## GIVEN INSTRUCTION
Give all the lines below again, exactly, with no pictures.

*** WORKING DATA ***

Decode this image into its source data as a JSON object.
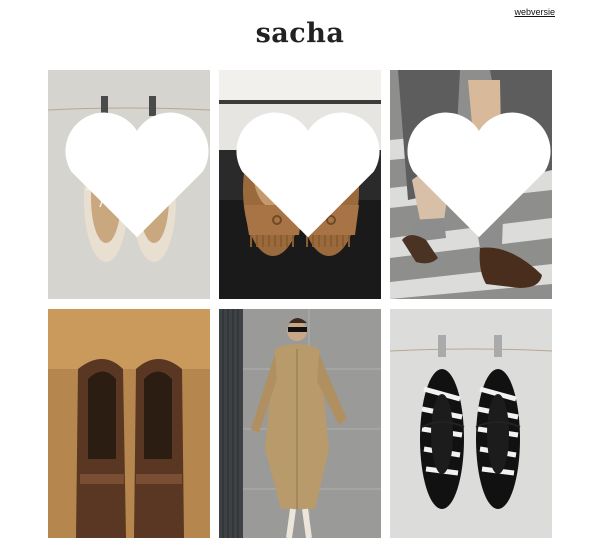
{
  "header": {
    "web_version_link": "webversie",
    "logo": "sacha"
  },
  "products": [
    {
      "image": "beige-knit-ballet-flats",
      "heart_icon": "heart-icon"
    },
    {
      "image": "brown-suede-fringe-mules",
      "heart_icon": "heart-icon"
    },
    {
      "image": "grey-socks-brown-loafers-street",
      "heart_icon": "heart-icon"
    },
    {
      "image": "brown-leather-loafers-closeup"
    },
    {
      "image": "model-in-beige-jacket"
    },
    {
      "image": "zebra-print-ballet-flats"
    }
  ]
}
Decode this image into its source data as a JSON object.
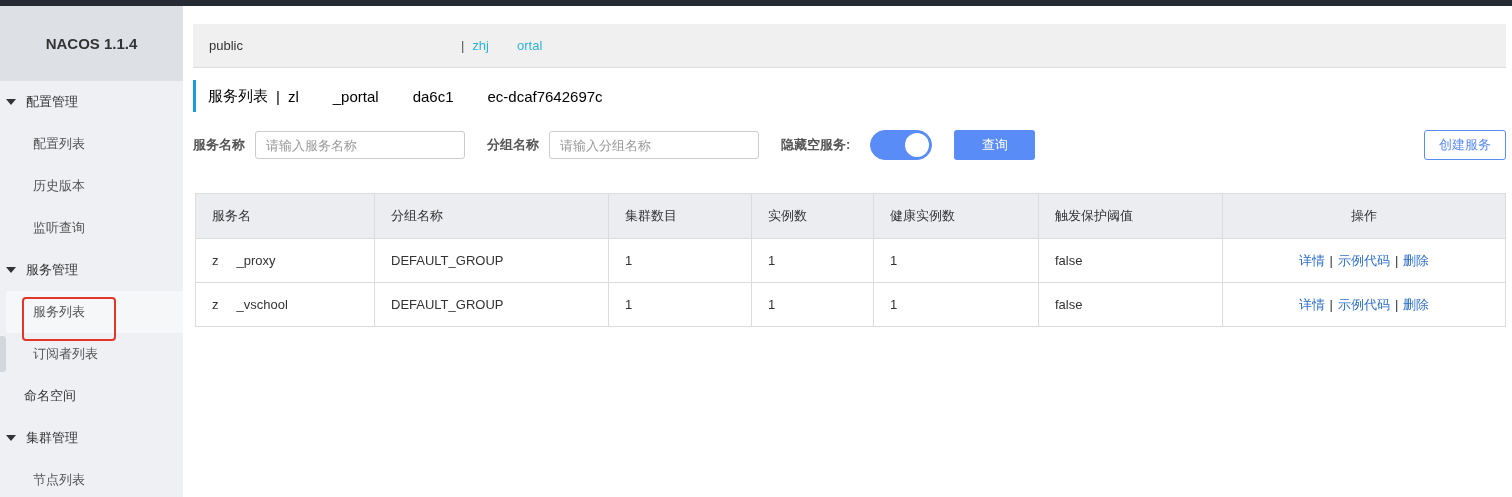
{
  "sidebar": {
    "title": "NACOS 1.1.4",
    "items": [
      {
        "kind": "group",
        "label": "配置管理",
        "expanded": true,
        "children": [
          {
            "label": "配置列表",
            "selected": false
          },
          {
            "label": "历史版本",
            "selected": false
          },
          {
            "label": "监听查询",
            "selected": false
          }
        ]
      },
      {
        "kind": "group",
        "label": "服务管理",
        "expanded": true,
        "children": [
          {
            "label": "服务列表",
            "selected": true
          },
          {
            "label": "订阅者列表",
            "selected": false
          }
        ]
      },
      {
        "kind": "link",
        "label": "命名空间"
      },
      {
        "kind": "group",
        "label": "集群管理",
        "expanded": true,
        "children": [
          {
            "label": "节点列表",
            "selected": false
          }
        ]
      }
    ]
  },
  "namespace_bar": {
    "items": [
      {
        "label": "public",
        "selected": false
      },
      {
        "separator": "|",
        "label_parts": [
          "zhj",
          "ortal"
        ],
        "selected": true
      }
    ]
  },
  "page_title": {
    "title": "服务列表",
    "separator": "|",
    "id_parts": [
      "zl",
      "_portal",
      "da6c1",
      "ec-dcaf7642697c"
    ]
  },
  "filters": {
    "service_label": "服务名称",
    "service_placeholder": "请输入服务名称",
    "group_label": "分组名称",
    "group_placeholder": "请输入分组名称",
    "hide_empty_label": "隐藏空服务:",
    "hide_empty_on": true,
    "query_button": "查询",
    "create_button": "创建服务"
  },
  "table": {
    "columns": [
      "服务名",
      "分组名称",
      "集群数目",
      "实例数",
      "健康实例数",
      "触发保护阈值",
      "操作"
    ],
    "rows": [
      {
        "name_parts": [
          "z",
          "_proxy"
        ],
        "group": "DEFAULT_GROUP",
        "clusters": "1",
        "instances": "1",
        "healthy": "1",
        "threshold": "false",
        "actions": [
          "详情",
          "示例代码",
          "删除"
        ],
        "action_separators": [
          "|",
          "|"
        ]
      },
      {
        "name_parts": [
          "z",
          "_vschool"
        ],
        "group": "DEFAULT_GROUP",
        "clusters": "1",
        "instances": "1",
        "healthy": "1",
        "threshold": "false",
        "actions": [
          "详情",
          "示例代码",
          "删除"
        ],
        "action_separators": [
          "|",
          "|"
        ]
      }
    ]
  }
}
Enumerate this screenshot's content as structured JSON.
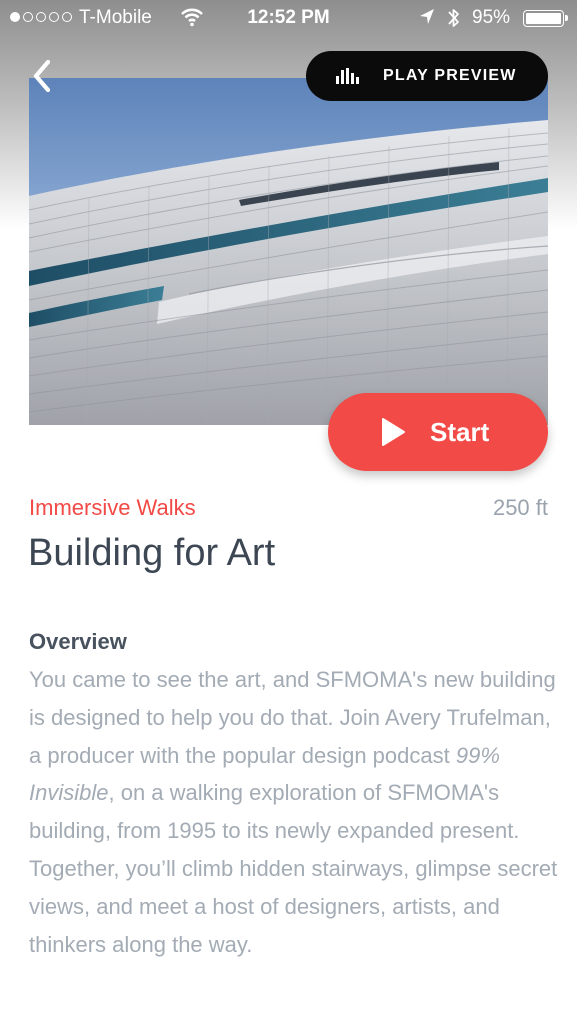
{
  "status_bar": {
    "carrier": "T-Mobile",
    "time": "12:52 PM",
    "battery_percent": "95%",
    "signal_bars_filled": 1,
    "signal_bars_total": 5
  },
  "header": {
    "back_icon": "chevron-left-icon",
    "preview_button": {
      "icon": "audio-bars-icon",
      "label": "PLAY PREVIEW"
    }
  },
  "hero": {
    "image": "sfmoma-building-facade-photo"
  },
  "start_button": {
    "icon": "play-icon",
    "label": "Start"
  },
  "tour": {
    "category": "Immersive Walks",
    "distance": "250 ft",
    "title": "Building for Art"
  },
  "overview": {
    "heading": "Overview",
    "text_before": "You came to see the art, and SFMOMA's new building is designed to help you do that. Join Avery Trufelman, a producer with the popular design podcast ",
    "text_italic": "99% Invisible",
    "text_after": ", on a walking exploration of SFMOMA's building, from 1995 to its newly expanded present. Together, you’ll climb hidden stairways, glimpse secret views, and meet a host of designers, artists, and thinkers along the way."
  },
  "colors": {
    "accent": "#f24a46",
    "title_text": "#3d4754",
    "body_text": "#a3abb4",
    "preview_button_bg": "#0b0b0c"
  }
}
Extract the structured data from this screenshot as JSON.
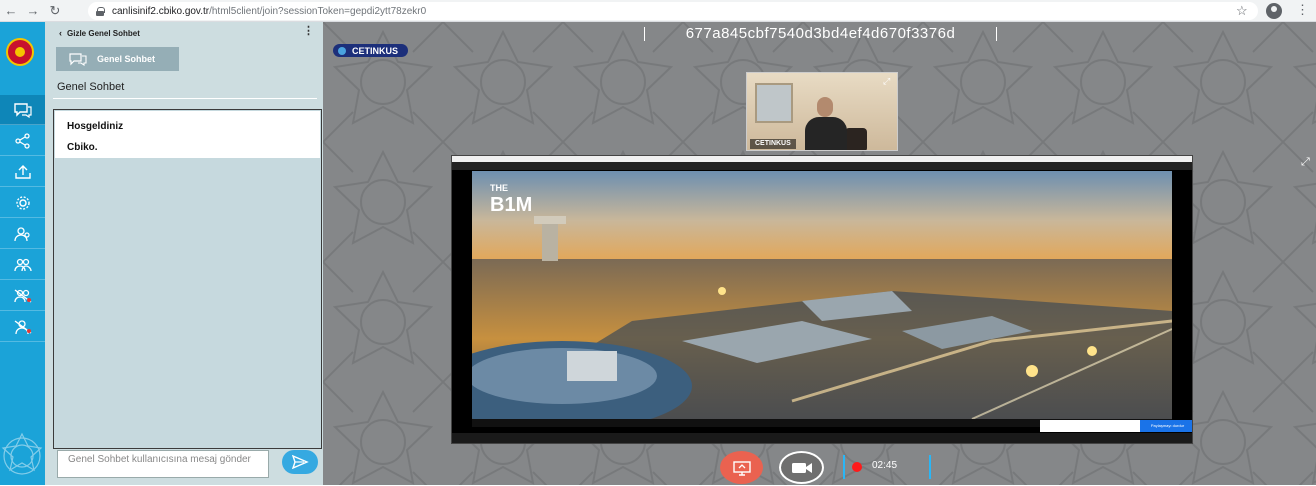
{
  "browser": {
    "host": "canlisinif2.cbiko.gov.tr",
    "path": "/html5client/join?sessionToken=gepdi2ytt78zekr0"
  },
  "chat": {
    "hide_label": "Gizle Genel Sohbet",
    "tab_button_label": "Genel Sohbet",
    "title": "Genel Sohbet",
    "messages": [
      {
        "text": "Hosgeldiniz"
      },
      {
        "text": "Cbiko."
      }
    ],
    "input_placeholder": "Genel Sohbet kullanıcısına mesaj gönder"
  },
  "main": {
    "session_id": "677a845cbf7540d3bd4ef4d670f3376d",
    "presenter_name": "CETINKUS",
    "webcam_name": "CETINKUS",
    "recording_time": "02:45"
  },
  "screen_share": {
    "brand_text": "THE B1M",
    "notify_button": "Paylaşmayı durdur"
  },
  "colors": {
    "rail": "#1ba3d8",
    "chat_panel": "#cddde0",
    "main_bg": "#858789",
    "share_button": "#ea6250",
    "recording": "#ff1a1a",
    "badge": "#1c2f7a"
  }
}
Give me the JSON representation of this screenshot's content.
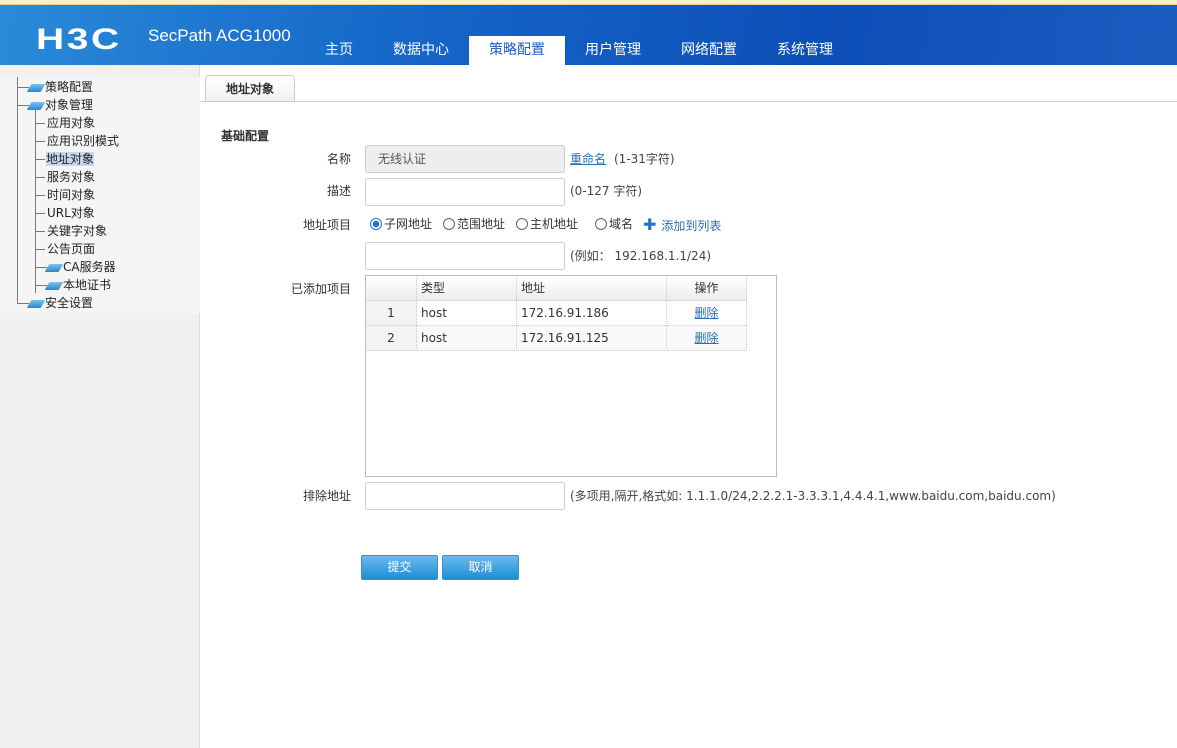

***

## TASK OUTPUT
Decode this image into its source data as a JSON object.
{
  "header": {
    "web_version_link": "webversie",
    "logo": "sacha"
  },
  "products": [
    {
      "image": "beige-knit-ballet-flats",
      "heart_icon": "heart-icon"
    },
    {
      "image": "brown-suede-fringe-mules",
      "heart_icon": "heart-icon"
    },
    {
      "image": "grey-socks-brown-loafers-street",
      "heart_icon": "heart-icon"
    },
    {
      "image": "brown-leather-loafers-closeup"
    },
    {
      "image": "model-in-beige-jacket"
    },
    {
      "image": "zebra-print-ballet-flats"
    }
  ]
}
Decode this image into its source data as a JSON object.
{
  "sidebar": {
    "title": "NACOS 1.1.4",
    "items": [
      {
        "kind": "group",
        "label": "配置管理",
        "expanded": true,
        "children": [
          {
            "label": "配置列表",
            "selected": false
          },
          {
            "label": "历史版本",
            "selected": false
          },
          {
            "label": "监听查询",
            "selected": false
          }
        ]
      },
      {
        "kind": "group",
        "label": "服务管理",
        "expanded": true,
        "children": [
          {
            "label": "服务列表",
            "selected": true
          },
          {
            "label": "订阅者列表",
            "selected": false
          }
        ]
      },
      {
        "kind": "link",
        "label": "命名空间"
      },
      {
        "kind": "group",
        "label": "集群管理",
        "expanded": true,
        "children": [
          {
            "label": "节点列表",
            "selected": false
          }
        ]
      }
    ]
  },
  "namespace_bar": {
    "items": [
      {
        "label": "public",
        "selected": false
      },
      {
        "separator": "|",
        "label_parts": [
          "zhj",
          "ortal"
        ],
        "selected": true
      }
    ]
  },
  "page_title": {
    "title": "服务列表",
    "separator": "|",
    "id_parts": [
      "zl",
      "_portal",
      "da6c1",
      "ec-dcaf7642697c"
    ]
  },
  "filters": {
    "service_label": "服务名称",
    "service_placeholder": "请输入服务名称",
    "group_label": "分组名称",
    "group_placeholder": "请输入分组名称",
    "hide_empty_label": "隐藏空服务:",
    "hide_empty_on": true,
    "query_button": "查询",
    "create_button": "创建服务"
  },
  "table": {
    "columns": [
      "服务名",
      "分组名称",
      "集群数目",
      "实例数",
      "健康实例数",
      "触发保护阈值",
      "操作"
    ],
    "rows": [
      {
        "name_parts": [
          "z",
          "_proxy"
        ],
        "group": "DEFAULT_GROUP",
        "clusters": "1",
        "instances": "1",
        "healthy": "1",
        "threshold": "false",
        "actions": [
          "详情",
          "示例代码",
          "删除"
        ],
        "action_separators": [
          "|",
          "|"
        ]
      },
      {
        "name_parts": [
          "z",
          "_vschool"
        ],
        "group": "DEFAULT_GROUP",
        "clusters": "1",
        "instances": "1",
        "healthy": "1",
        "threshold": "false",
        "actions": [
          "详情",
          "示例代码",
          "删除"
        ],
        "action_separators": [
          "|",
          "|"
        ]
      }
    ]
  }
}
Enumerate this screenshot's content as structured JSON.
{
  "status_bar": {
    "carrier": "T-Mobile",
    "time": "12:52 PM",
    "battery_percent": "95%",
    "signal_bars_filled": 1,
    "signal_bars_total": 5
  },
  "header": {
    "back_icon": "chevron-left-icon",
    "preview_button": {
      "icon": "audio-bars-icon",
      "label": "PLAY PREVIEW"
    }
  },
  "hero": {
    "image": "sfmoma-building-facade-photo"
  },
  "start_button": {
    "icon": "play-icon",
    "label": "Start"
  },
  "tour": {
    "category": "Immersive Walks",
    "distance": "250 ft",
    "title": "Building for Art"
  },
  "overview": {
    "heading": "Overview",
    "text_before": "You came to see the art, and SFMOMA's new building is designed to help you do that. Join Avery Trufelman, a producer with the popular design podcast ",
    "text_italic": "99% Invisible",
    "text_after": ", on a walking exploration of SFMOMA's building, from 1995 to its newly expanded present. Together, you’ll climb hidden stairways, glimpse secret views, and meet a host of designers, artists, and thinkers along the way."
  },
  "colors": {
    "accent": "#f24a46",
    "title_text": "#3d4754",
    "body_text": "#a3abb4",
    "preview_button_bg": "#0b0b0c"
  }
}
Extract the structured data from this screenshot as JSON.
{
  "browser": {
    "host": "canlisinif2.cbiko.gov.tr",
    "path": "/html5client/join?sessionToken=gepdi2ytt78zekr0"
  },
  "chat": {
    "hide_label": "Gizle Genel Sohbet",
    "tab_button_label": "Genel Sohbet",
    "title": "Genel Sohbet",
    "messages": [
      {
        "text": "Hosgeldiniz"
      },
      {
        "text": "Cbiko."
      }
    ],
    "input_placeholder": "Genel Sohbet kullanıcısına mesaj gönder"
  },
  "main": {
    "session_id": "677a845cbf7540d3bd4ef4d670f3376d",
    "presenter_name": "CETINKUS",
    "webcam_name": "CETINKUS",
    "recording_time": "02:45"
  },
  "screen_share": {
    "brand_text": "THE B1M",
    "notify_button": "Paylaşmayı durdur"
  },
  "colors": {
    "rail": "#1ba3d8",
    "chat_panel": "#cddde0",
    "main_bg": "#858789",
    "share_button": "#ea6250",
    "recording": "#ff1a1a",
    "badge": "#1c2f7a"
  }
}
Give me the JSON representation of this screenshot's content.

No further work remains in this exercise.